__Problem statement__:
Copy each line that contains the word "Control".

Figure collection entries
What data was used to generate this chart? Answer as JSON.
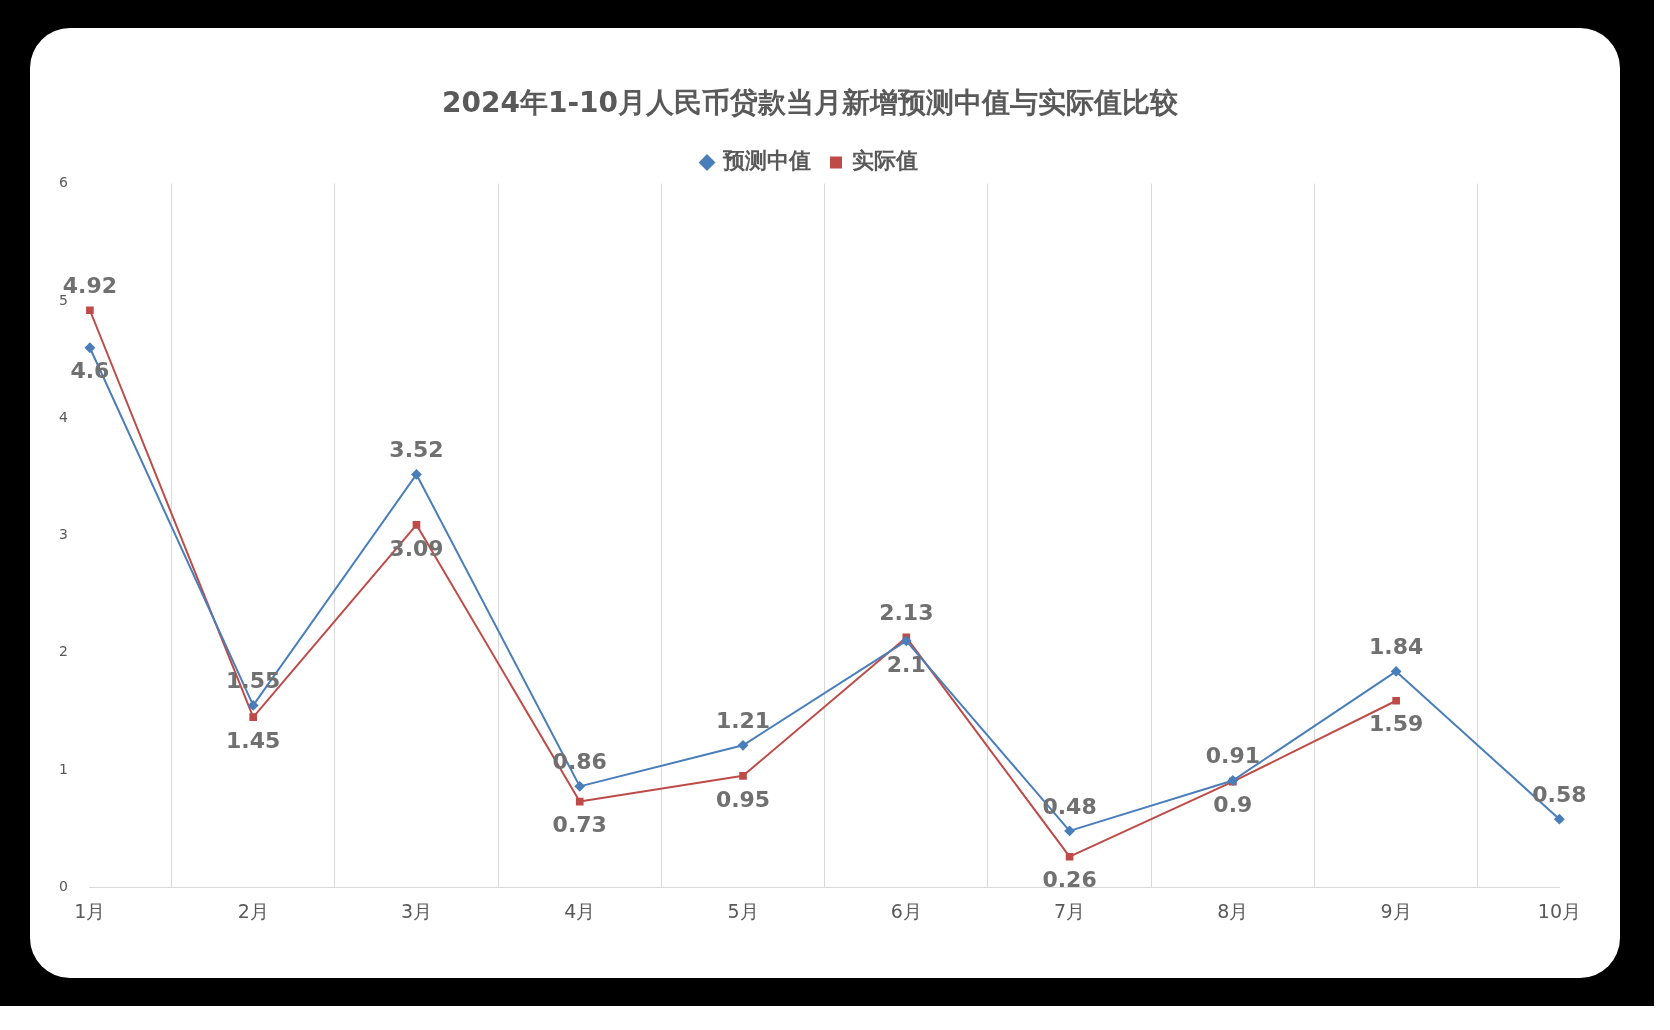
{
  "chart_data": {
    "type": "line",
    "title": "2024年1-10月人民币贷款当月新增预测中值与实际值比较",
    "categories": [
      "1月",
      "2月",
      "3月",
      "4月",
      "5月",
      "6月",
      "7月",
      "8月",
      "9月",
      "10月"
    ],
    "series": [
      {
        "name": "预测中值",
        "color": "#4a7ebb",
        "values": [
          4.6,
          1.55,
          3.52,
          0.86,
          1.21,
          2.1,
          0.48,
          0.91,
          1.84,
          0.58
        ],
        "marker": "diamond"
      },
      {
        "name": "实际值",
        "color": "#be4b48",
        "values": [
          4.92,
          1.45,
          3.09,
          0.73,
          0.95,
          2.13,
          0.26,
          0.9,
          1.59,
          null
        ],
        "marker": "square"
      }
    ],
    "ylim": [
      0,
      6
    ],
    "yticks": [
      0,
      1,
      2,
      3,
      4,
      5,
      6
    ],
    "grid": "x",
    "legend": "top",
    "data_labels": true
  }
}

* * *

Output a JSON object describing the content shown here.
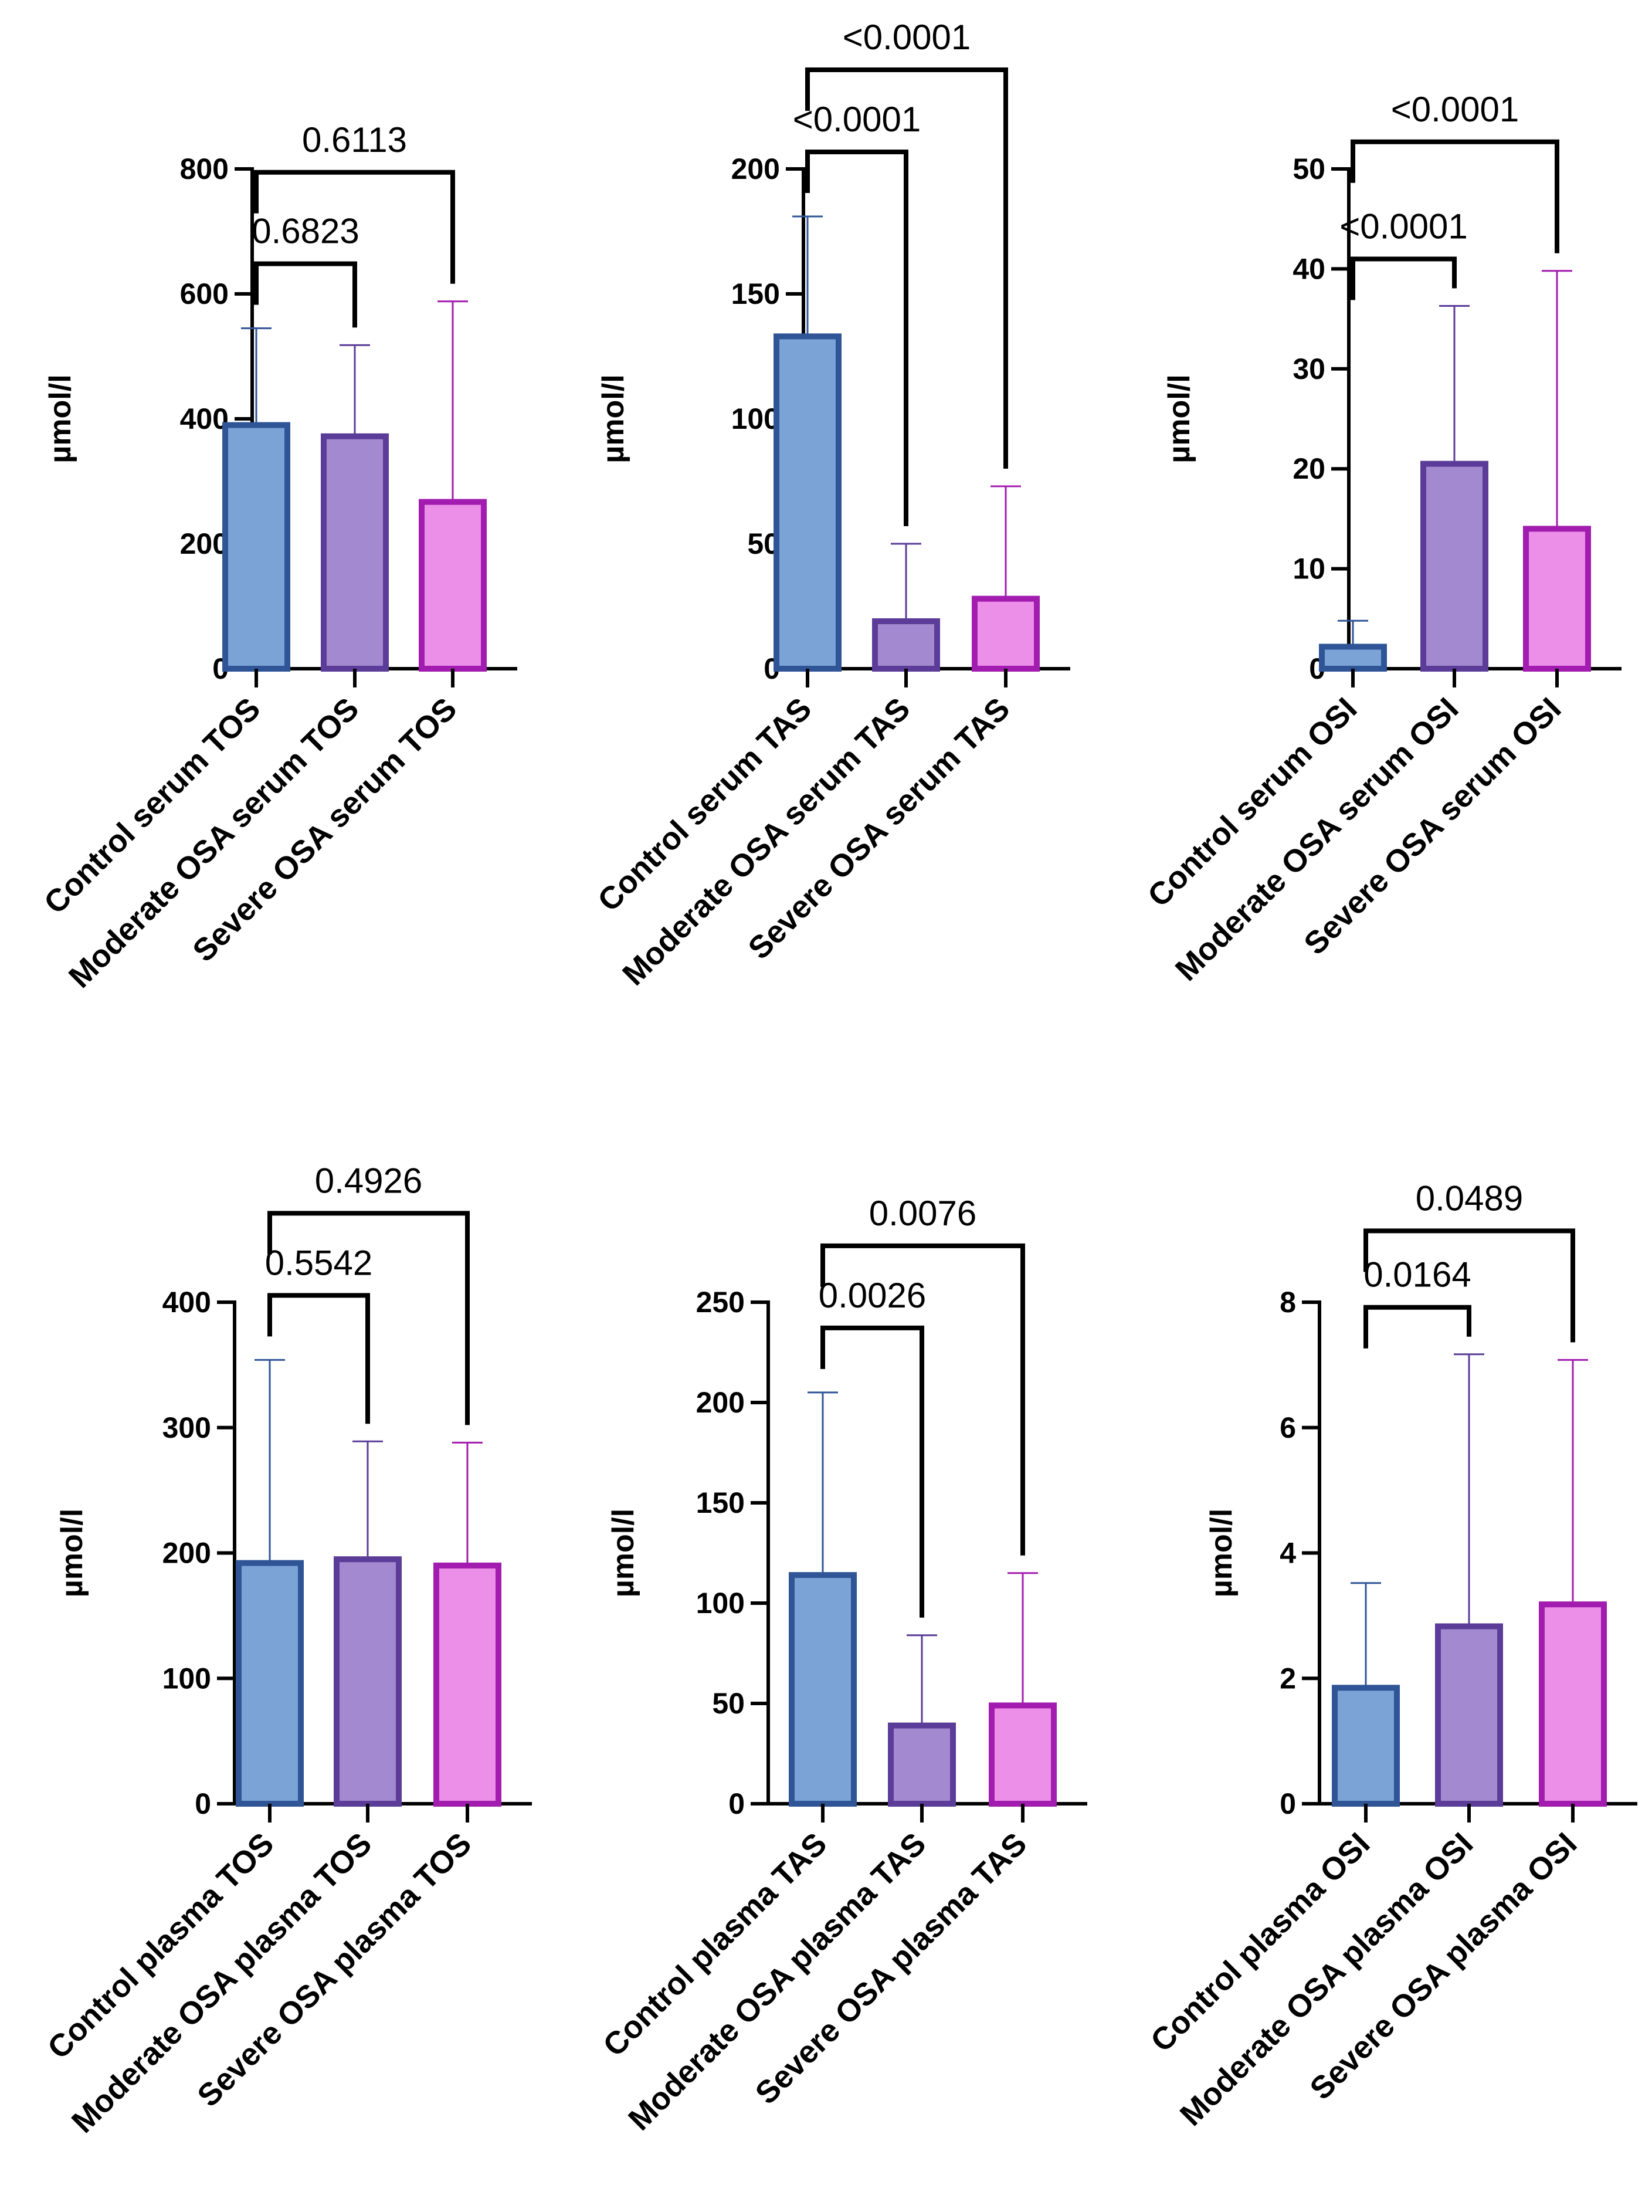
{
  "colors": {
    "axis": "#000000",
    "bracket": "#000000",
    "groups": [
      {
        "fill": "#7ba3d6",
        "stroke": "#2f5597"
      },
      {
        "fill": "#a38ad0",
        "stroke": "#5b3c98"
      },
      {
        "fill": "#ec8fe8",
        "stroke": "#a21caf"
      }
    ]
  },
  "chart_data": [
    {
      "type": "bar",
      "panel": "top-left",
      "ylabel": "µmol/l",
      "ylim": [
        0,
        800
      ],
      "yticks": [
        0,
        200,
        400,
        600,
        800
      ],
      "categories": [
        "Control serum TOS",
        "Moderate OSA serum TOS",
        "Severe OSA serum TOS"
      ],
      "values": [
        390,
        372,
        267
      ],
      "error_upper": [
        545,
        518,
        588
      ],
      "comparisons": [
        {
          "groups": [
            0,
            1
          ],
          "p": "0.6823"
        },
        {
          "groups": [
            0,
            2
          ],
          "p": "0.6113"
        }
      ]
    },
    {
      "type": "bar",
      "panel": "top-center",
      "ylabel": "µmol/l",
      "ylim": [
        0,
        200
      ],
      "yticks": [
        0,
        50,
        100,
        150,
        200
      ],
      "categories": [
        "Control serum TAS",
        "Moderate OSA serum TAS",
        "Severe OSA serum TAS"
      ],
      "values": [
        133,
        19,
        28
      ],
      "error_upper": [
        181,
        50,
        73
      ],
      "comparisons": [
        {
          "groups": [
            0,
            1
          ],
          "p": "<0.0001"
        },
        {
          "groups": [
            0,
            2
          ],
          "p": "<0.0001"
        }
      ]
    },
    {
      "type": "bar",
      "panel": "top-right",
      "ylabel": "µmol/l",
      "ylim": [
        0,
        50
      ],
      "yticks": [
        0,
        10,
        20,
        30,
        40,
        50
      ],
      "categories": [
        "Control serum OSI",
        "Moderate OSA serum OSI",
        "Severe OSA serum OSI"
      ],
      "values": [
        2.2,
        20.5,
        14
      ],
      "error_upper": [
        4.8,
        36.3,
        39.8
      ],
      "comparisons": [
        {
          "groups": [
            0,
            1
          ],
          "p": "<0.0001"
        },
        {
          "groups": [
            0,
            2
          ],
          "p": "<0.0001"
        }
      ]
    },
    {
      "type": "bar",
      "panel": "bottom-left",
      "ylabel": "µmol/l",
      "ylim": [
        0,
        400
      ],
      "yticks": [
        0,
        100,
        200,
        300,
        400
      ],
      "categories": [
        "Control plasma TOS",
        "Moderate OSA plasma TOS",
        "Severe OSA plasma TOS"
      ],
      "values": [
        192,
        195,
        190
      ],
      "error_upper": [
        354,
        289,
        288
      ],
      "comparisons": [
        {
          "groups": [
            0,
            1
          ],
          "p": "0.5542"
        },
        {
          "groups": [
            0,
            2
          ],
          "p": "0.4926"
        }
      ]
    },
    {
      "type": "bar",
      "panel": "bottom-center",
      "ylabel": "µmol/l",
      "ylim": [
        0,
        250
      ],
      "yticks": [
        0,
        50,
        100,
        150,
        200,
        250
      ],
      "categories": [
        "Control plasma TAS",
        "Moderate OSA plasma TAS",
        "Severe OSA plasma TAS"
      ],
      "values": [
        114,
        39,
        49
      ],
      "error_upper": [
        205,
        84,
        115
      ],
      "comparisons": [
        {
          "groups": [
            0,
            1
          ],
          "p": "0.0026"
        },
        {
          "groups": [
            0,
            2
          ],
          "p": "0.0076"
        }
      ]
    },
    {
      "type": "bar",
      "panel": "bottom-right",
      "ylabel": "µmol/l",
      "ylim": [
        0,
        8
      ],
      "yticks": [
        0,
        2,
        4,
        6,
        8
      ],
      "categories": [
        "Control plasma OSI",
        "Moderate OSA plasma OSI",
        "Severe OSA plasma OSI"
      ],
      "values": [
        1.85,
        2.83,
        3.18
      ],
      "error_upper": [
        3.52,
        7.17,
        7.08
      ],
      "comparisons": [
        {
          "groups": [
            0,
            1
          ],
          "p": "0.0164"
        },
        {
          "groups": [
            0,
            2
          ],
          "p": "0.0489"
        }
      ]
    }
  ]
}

__Full solution__:
        "Control serum TOS",
        "Control serum TAS",
        "Control serum OSI",
        "Control plasma TOS",
        "Control plasma TAS",
        "Control plasma OSI",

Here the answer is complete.